* Problem description
Copy the lines that follow, keeping every character the same.

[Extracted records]
━━━━
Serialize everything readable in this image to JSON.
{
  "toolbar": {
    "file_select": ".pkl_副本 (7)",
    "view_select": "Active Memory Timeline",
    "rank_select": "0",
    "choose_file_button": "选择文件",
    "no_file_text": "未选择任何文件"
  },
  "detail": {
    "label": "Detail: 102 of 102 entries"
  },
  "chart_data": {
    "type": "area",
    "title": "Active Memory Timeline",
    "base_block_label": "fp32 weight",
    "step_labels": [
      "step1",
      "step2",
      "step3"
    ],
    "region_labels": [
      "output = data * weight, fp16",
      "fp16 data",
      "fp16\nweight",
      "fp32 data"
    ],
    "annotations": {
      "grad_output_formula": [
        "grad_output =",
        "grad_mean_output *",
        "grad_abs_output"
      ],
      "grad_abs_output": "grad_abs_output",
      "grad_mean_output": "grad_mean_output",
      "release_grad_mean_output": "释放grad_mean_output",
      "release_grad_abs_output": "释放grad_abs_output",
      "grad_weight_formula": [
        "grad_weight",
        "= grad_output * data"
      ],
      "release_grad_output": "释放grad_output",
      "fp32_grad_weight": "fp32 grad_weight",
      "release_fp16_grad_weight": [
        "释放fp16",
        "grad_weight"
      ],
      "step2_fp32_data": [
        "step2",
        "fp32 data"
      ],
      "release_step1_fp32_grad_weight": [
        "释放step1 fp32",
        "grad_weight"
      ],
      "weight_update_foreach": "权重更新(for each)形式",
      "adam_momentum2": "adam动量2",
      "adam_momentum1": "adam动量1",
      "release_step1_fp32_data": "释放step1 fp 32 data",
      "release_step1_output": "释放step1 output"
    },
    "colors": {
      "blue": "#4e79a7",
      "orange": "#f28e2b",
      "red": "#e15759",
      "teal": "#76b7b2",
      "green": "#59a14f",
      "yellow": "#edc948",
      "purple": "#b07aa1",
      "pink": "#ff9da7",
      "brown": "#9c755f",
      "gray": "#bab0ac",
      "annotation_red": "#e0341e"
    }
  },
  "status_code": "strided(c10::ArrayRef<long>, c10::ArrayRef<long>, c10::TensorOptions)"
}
━━━━
* Response
Serialize everything readable in this image to JSON.
{
  "toolbar": {
    "file_select": ".pkl_副本 (7)",
    "view_select": "Active Memory Timeline",
    "rank_select": "0",
    "choose_file_button": "选择文件",
    "no_file_text": "未选择任何文件"
  },
  "detail": {
    "label": "Detail: 102 of 102 entries"
  },
  "chart_data": {
    "type": "area",
    "title": "Active Memory Timeline",
    "base_block_label": "fp32 weight",
    "step_labels": [
      "step1",
      "step2",
      "step3"
    ],
    "region_labels": [
      "output = data * weight, fp16",
      "fp16 data",
      "fp16\nweight",
      "fp32 data"
    ],
    "annotations": {
      "grad_output_formula": [
        "grad_output =",
        "grad_mean_output *",
        "grad_abs_output"
      ],
      "grad_abs_output": "grad_abs_output",
      "grad_mean_output": "grad_mean_output",
      "release_grad_mean_output": "释放grad_mean_output",
      "release_grad_abs_output": "释放grad_abs_output",
      "grad_weight_formula": [
        "grad_weight",
        "= grad_output * data"
      ],
      "release_grad_output": "释放grad_output",
      "fp32_grad_weight": "fp32 grad_weight",
      "release_fp16_grad_weight": [
        "释放fp16",
        "grad_weight"
      ],
      "step2_fp32_data": [
        "step2",
        "fp32 data"
      ],
      "release_step1_fp32_grad_weight": [
        "释放step1 fp32",
        "grad_weight"
      ],
      "weight_update_foreach": "权重更新(for each)形式",
      "adam_momentum2": "adam动量2",
      "adam_momentum1": "adam动量1",
      "release_step1_fp32_data": "释放step1 fp 32 data",
      "release_step1_output": "释放step1 output"
    },
    "colors": {
      "blue": "#4e79a7",
      "orange": "#f28e2b",
      "red": "#e15759",
      "teal": "#76b7b2",
      "green": "#59a14f",
      "yellow": "#edc948",
      "purple": "#b07aa1",
      "pink": "#ff9da7",
      "brown": "#9c755f",
      "gray": "#bab0ac",
      "annotation_red": "#e0341e"
    }
  },
  "status_code": "strided(c10::ArrayRef<long>, c10::ArrayRef<long>, c10::TensorOptions)"
}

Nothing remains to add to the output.